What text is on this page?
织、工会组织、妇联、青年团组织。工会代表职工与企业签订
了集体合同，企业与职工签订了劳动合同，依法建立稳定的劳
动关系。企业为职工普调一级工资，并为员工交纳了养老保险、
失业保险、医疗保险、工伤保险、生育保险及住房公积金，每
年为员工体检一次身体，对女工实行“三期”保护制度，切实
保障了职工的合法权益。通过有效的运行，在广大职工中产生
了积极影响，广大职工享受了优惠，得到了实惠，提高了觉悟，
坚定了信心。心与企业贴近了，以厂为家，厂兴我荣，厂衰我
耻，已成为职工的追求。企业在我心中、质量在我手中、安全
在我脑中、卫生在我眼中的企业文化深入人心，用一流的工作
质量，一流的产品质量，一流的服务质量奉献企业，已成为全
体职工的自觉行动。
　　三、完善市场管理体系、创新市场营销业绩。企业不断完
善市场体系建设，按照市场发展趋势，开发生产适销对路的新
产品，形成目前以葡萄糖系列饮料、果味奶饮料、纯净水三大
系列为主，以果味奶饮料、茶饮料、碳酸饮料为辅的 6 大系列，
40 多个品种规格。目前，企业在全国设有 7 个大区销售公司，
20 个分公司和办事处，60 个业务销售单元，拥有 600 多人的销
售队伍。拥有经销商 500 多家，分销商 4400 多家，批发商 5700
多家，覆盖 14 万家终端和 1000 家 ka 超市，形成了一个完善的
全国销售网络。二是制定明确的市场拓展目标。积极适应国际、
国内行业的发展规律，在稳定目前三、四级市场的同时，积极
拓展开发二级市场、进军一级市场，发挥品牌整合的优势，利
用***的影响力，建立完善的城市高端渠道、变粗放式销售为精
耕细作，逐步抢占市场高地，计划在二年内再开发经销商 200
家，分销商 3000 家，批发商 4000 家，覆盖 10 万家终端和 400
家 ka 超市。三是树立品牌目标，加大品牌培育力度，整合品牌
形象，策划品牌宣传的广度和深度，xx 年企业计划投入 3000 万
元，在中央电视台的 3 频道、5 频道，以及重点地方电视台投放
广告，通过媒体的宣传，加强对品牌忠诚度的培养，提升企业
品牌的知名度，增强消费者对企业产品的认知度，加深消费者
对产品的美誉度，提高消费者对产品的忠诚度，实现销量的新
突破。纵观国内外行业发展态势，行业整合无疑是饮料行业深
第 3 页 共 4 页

= = = = =

### BRIEF
From the listing above, reproduce all the lines exactly.

### TASK OUTPUT
What text is on this page?
织、工会组织、妇联、青年团组织。工会代表职工与企业签订
了集体合同，企业与职工签订了劳动合同，依法建立稳定的劳
动关系。企业为职工普调一级工资，并为员工交纳了养老保险、
失业保险、医疗保险、工伤保险、生育保险及住房公积金，每
年为员工体检一次身体，对女工实行“三期”保护制度，切实
保障了职工的合法权益。通过有效的运行，在广大职工中产生
了积极影响，广大职工享受了优惠，得到了实惠，提高了觉悟，
坚定了信心。心与企业贴近了，以厂为家，厂兴我荣，厂衰我
耻，已成为职工的追求。企业在我心中、质量在我手中、安全
在我脑中、卫生在我眼中的企业文化深入人心，用一流的工作
质量，一流的产品质量，一流的服务质量奉献企业，已成为全
体职工的自觉行动。
　　三、完善市场管理体系、创新市场营销业绩。企业不断完
善市场体系建设，按照市场发展趋势，开发生产适销对路的新
产品，形成目前以葡萄糖系列饮料、果味奶饮料、纯净水三大
系列为主，以果味奶饮料、茶饮料、碳酸饮料为辅的 6 大系列，
40 多个品种规格。目前，企业在全国设有 7 个大区销售公司，
20 个分公司和办事处，60 个业务销售单元，拥有 600 多人的销
售队伍。拥有经销商 500 多家，分销商 4400 多家，批发商 5700
多家，覆盖 14 万家终端和 1000 家 ka 超市，形成了一个完善的
全国销售网络。二是制定明确的市场拓展目标。积极适应国际、
国内行业的发展规律，在稳定目前三、四级市场的同时，积极
拓展开发二级市场、进军一级市场，发挥品牌整合的优势，利
用***的影响力，建立完善的城市高端渠道、变粗放式销售为精
耕细作，逐步抢占市场高地，计划在二年内再开发经销商 200
家，分销商 3000 家，批发商 4000 家，覆盖 10 万家终端和 400
家 ka 超市。三是树立品牌目标，加大品牌培育力度，整合品牌
形象，策划品牌宣传的广度和深度，xx 年企业计划投入 3000 万
元，在中央电视台的 3 频道、5 频道，以及重点地方电视台投放
广告，通过媒体的宣传，加强对品牌忠诚度的培养，提升企业
品牌的知名度，增强消费者对企业产品的认知度，加深消费者
对产品的美誉度，提高消费者对产品的忠诚度，实现销量的新
突破。纵观国内外行业发展态势，行业整合无疑是饮料行业深
第 3 页 共 4 页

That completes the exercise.